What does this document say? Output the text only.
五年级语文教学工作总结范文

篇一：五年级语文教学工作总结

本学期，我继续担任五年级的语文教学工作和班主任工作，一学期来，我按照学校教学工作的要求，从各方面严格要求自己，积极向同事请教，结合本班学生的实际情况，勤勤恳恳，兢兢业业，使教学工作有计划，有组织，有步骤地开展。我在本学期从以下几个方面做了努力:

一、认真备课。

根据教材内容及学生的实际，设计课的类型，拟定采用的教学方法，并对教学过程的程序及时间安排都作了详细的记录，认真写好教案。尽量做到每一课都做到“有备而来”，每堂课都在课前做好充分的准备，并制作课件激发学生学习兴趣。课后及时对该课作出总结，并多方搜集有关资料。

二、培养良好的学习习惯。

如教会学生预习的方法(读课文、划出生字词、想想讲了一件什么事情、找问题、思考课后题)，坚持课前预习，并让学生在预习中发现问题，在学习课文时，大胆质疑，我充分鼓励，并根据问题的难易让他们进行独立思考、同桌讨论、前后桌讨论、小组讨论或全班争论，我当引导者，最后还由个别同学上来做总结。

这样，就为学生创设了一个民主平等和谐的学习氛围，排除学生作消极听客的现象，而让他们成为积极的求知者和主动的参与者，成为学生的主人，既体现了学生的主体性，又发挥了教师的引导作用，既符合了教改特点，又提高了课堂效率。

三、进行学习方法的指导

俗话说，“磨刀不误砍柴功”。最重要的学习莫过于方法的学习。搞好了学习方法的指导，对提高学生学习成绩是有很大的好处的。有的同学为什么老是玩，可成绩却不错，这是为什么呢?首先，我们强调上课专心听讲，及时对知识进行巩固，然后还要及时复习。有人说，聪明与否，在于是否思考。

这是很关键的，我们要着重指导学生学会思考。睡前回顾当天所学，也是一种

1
----
Exercise prompt: Your task is to repeat every entry exactly.

Result:
What does this document say? Output the text only.
五年级语文教学工作总结范文

篇一：五年级语文教学工作总结

本学期，我继续担任五年级的语文教学工作和班主任工作，一学期来，我按照学校教学工作的要求，从各方面严格要求自己，积极向同事请教，结合本班学生的实际情况，勤勤恳恳，兢兢业业，使教学工作有计划，有组织，有步骤地开展。我在本学期从以下几个方面做了努力:

一、认真备课。

根据教材内容及学生的实际，设计课的类型，拟定采用的教学方法，并对教学过程的程序及时间安排都作了详细的记录，认真写好教案。尽量做到每一课都做到“有备而来”，每堂课都在课前做好充分的准备，并制作课件激发学生学习兴趣。课后及时对该课作出总结，并多方搜集有关资料。

二、培养良好的学习习惯。

如教会学生预习的方法(读课文、划出生字词、想想讲了一件什么事情、找问题、思考课后题)，坚持课前预习，并让学生在预习中发现问题，在学习课文时，大胆质疑，我充分鼓励，并根据问题的难易让他们进行独立思考、同桌讨论、前后桌讨论、小组讨论或全班争论，我当引导者，最后还由个别同学上来做总结。

这样，就为学生创设了一个民主平等和谐的学习氛围，排除学生作消极听客的现象，而让他们成为积极的求知者和主动的参与者，成为学生的主人，既体现了学生的主体性，又发挥了教师的引导作用，既符合了教改特点，又提高了课堂效率。

三、进行学习方法的指导

俗话说，“磨刀不误砍柴功”。最重要的学习莫过于方法的学习。搞好了学习方法的指导，对提高学生学习成绩是有很大的好处的。有的同学为什么老是玩，可成绩却不错，这是为什么呢?首先，我们强调上课专心听讲，及时对知识进行巩固，然后还要及时复习。有人说，聪明与否，在于是否思考。

这是很关键的，我们要着重指导学生学会思考。睡前回顾当天所学，也是一种

1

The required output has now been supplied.